The flag bearers (the best students from each class) carried in the Guatemalan, US, and school flags. They wore special white outfits along with a banner in the colour of the Guatemalan flag, and white gloves. I couldn’t help but smile – my Spanish teacher Jorge had always called me the abanderaba because I loved getting right answers and showing off my newfound Spanish skills in class.

Proud flag bearers!

We had songs we sung together, special music played by middle school guests on the marimba (Guatemala’s national instrument), the cutest dance ever by kindergarten students (whose parents proved that parents are the same around the world as they gathered at the front to capture the dance on their cell phone cameras).

After opening celebrations, we went into a grade one class to observe a lesson. The whole floor was strewn with pine needles. Flowers were taped up to the walls. Strings were stretched across the class from wall to wall and filled with balloons. We were the honoured guests, and it showed. There were also very typical grade one room decorations – labels on common items, and a word wall filling one wall of the class.

This classroom is seriously decked out in our honour!

Our very brave teacher (seriously – teaching grade one students in front of a bunch of strangers who, let’s be honest, are really distracting to these little kids!) introduced the new vocabulary words from the book she would be using. She had students name the parts of the book – the front and back covers, the spine, pages, and then they made predictions about the book based on the cover. They also talked about the author so that students would remember that this book is actually written and created by someone. (I thought about all the typical preliteracy skills we take for granted in North America – that the majority of kids come into school having had lots of books read to them before. They know how to hold a book, how to look at pictures for extra comprehension help, which direction to turn pages, and even that the letters create words that the person reading is using. In a country where only 1 out of every 10 adults reads for fun and the only book many homes have is a Bible, these are not skills you can take for granted.)

The teacher read the book a page at a time, taking the extra time necessary to walk past each student gathered in a semi-circle in the open space in the room so that students could see each picture. At the end, each vocabulary word was reviewed and then hung up by a volunteer under the appropriate letter on the word wall. Students got the chance to be active and consolidate understanding as they got up and all acted out the events of the story as the teacher retold the major plot points.

So excited to see the pictures!

Finally, the demonstration ended with another game. Each student received a paper on a piece of string which they put over their head. They went out to the patio for more space, and had to pass by where I was sitting to get out. One student stopped as he was filing past me to proudly read his word out loud to me. After that, each student had to stop and read their word aloud. Kids played sort of like a dodgeball game, but with only one ball, and the thrower had to read the word on the person they hit. It was great to see kids with varying levels of fluency work to read the words.

Ready for the game to begin!

After the game, we went back into the classroom and paired up with individual students who practiced reading out loud to us. The flag bearer (abanderado) was the student who read to me 🙂

My reading buddy (on the right) and his seat partner. So proud to show off his reading skills!

_To do_:
Can you print the stretch of the school visit post from "So excited to" through "game to begin!", word for word? Rely only on the school visit post for what you need.

_Dataset rows_:
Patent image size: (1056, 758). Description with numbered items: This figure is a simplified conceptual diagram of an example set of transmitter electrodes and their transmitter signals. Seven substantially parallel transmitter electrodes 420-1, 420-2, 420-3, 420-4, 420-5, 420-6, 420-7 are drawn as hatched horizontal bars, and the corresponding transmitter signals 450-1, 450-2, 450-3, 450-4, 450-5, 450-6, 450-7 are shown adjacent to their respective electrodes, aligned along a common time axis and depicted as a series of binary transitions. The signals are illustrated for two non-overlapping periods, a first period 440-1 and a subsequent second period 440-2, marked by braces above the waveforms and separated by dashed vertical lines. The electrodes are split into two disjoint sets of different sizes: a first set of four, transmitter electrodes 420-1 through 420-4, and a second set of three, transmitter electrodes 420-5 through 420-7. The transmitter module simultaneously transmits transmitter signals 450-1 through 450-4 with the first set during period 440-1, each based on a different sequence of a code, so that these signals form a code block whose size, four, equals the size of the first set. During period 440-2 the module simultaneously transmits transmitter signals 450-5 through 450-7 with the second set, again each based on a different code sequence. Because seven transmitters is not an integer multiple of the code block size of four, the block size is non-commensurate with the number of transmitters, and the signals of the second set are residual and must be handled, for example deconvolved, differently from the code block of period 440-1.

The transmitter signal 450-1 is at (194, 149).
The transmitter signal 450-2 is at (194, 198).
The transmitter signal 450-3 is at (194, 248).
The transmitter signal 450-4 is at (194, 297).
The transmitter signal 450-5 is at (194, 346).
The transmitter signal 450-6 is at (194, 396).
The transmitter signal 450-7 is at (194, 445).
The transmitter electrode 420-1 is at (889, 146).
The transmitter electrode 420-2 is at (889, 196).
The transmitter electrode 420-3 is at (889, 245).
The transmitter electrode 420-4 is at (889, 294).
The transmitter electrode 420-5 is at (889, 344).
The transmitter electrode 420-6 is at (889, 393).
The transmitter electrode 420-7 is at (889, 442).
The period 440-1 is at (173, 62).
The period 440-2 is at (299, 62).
==
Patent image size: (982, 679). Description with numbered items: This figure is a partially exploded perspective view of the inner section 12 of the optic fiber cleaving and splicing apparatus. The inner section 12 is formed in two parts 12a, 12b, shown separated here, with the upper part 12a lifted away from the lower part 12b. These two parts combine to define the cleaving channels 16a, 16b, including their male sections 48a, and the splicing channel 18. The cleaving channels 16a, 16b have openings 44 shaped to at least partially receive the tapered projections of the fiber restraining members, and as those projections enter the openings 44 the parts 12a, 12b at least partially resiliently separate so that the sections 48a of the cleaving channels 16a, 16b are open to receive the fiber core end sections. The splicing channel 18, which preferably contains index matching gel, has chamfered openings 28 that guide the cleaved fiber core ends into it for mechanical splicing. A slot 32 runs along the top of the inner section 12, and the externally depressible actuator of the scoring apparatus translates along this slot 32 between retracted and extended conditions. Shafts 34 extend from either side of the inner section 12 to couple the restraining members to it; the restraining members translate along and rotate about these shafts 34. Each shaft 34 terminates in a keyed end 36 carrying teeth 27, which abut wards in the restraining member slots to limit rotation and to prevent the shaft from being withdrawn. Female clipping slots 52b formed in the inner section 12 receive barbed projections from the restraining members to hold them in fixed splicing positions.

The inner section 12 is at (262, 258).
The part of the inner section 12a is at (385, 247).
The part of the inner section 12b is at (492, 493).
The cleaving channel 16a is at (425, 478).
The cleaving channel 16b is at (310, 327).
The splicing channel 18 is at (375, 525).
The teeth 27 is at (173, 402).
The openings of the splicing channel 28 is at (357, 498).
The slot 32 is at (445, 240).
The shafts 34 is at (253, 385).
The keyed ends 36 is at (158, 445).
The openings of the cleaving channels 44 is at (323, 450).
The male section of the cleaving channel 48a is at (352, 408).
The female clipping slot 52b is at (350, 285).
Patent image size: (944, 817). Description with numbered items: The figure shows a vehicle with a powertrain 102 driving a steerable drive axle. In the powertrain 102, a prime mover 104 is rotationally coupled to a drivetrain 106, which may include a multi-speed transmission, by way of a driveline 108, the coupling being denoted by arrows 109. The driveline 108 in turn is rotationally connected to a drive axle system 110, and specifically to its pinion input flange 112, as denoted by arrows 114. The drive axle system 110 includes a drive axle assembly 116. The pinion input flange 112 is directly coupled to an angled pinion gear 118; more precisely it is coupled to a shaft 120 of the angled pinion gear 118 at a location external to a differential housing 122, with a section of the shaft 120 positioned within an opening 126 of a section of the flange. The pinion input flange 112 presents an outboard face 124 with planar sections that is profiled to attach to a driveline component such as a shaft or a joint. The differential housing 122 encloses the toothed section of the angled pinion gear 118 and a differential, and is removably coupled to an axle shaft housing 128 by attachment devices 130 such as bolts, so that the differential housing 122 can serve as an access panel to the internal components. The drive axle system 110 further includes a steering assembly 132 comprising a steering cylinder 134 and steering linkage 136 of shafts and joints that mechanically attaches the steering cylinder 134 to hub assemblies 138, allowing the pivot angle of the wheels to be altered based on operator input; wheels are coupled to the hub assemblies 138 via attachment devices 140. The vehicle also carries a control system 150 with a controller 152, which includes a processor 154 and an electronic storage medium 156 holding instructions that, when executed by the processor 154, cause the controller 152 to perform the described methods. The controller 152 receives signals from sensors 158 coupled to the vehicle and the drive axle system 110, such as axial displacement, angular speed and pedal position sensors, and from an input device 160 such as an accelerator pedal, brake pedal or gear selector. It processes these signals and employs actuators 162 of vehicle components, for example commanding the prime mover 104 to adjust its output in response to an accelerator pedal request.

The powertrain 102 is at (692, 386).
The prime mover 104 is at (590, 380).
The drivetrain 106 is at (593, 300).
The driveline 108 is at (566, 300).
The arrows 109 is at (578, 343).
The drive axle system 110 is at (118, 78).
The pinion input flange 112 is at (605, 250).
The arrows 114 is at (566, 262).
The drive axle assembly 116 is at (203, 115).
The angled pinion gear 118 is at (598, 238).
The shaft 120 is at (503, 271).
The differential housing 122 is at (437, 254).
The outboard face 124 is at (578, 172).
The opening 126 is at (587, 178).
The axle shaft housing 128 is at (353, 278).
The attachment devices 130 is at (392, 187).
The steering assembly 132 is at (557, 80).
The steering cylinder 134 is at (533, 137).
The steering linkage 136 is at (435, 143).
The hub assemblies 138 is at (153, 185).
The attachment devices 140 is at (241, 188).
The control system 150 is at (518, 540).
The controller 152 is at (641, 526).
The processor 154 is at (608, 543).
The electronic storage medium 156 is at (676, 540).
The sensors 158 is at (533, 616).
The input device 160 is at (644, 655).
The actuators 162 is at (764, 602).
* * *
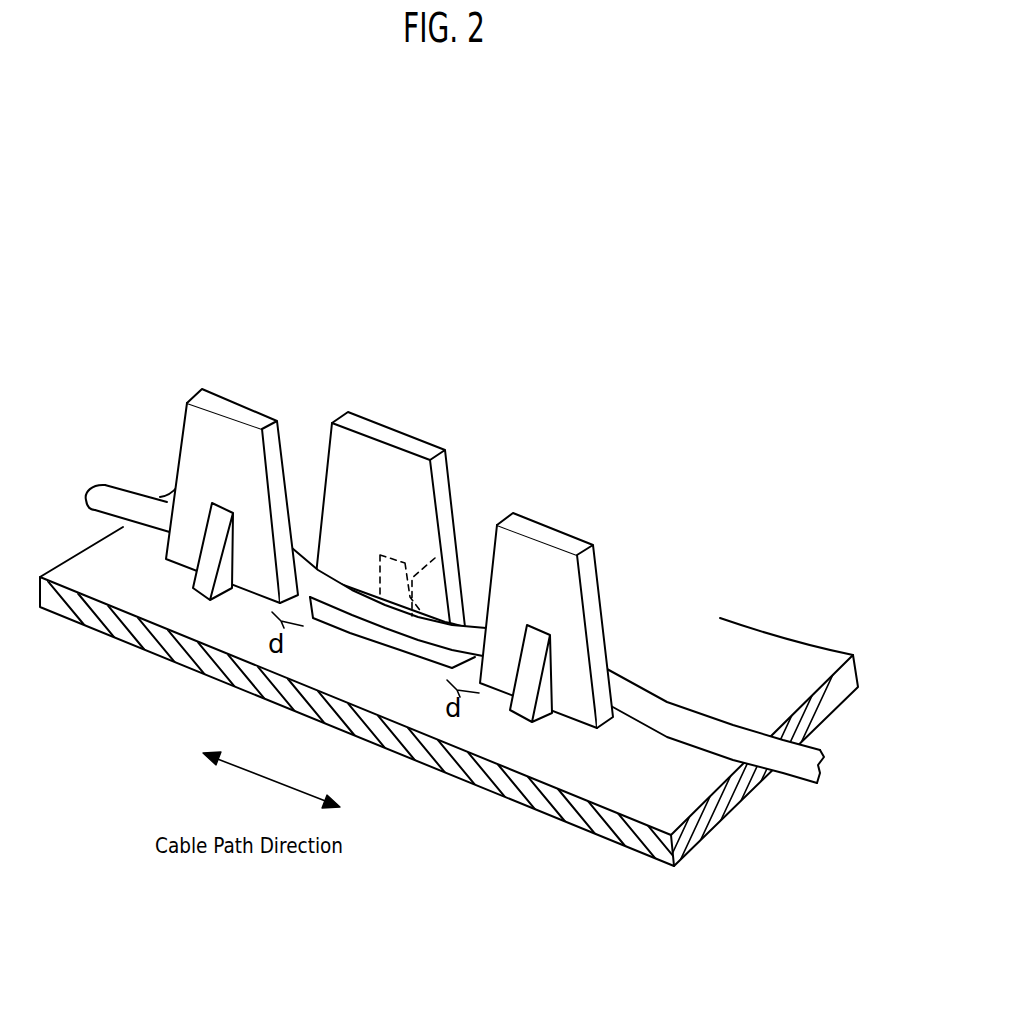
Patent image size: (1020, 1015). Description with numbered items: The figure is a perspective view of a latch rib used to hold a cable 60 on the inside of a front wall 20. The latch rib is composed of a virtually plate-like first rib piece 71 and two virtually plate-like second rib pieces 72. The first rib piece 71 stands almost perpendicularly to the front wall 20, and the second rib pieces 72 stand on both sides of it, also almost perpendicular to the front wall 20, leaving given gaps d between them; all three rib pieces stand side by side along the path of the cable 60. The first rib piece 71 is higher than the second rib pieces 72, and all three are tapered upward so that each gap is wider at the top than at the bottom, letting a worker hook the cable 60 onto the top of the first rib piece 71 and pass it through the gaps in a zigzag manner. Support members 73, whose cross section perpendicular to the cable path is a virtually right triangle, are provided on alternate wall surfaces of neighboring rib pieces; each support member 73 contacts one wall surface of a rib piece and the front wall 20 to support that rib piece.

_Result of this exercise_:
So excited to see the pictures!

Finally, the demonstration ended with another game. Each student received a paper on a piece of string which they put over their head. They went out to the patio for more space, and had to pass by where I was sitting to get out. One student stopped as he was filing past me to proudly read his word out loud to me. After that, each student had to stop and read their word aloud. Kids played sort of like a dodgeball game, but with only one ball, and the thrower had to read the word on the person they hit. It was great to see kids with varying levels of fluency work to read the words.

Ready for the game to begin!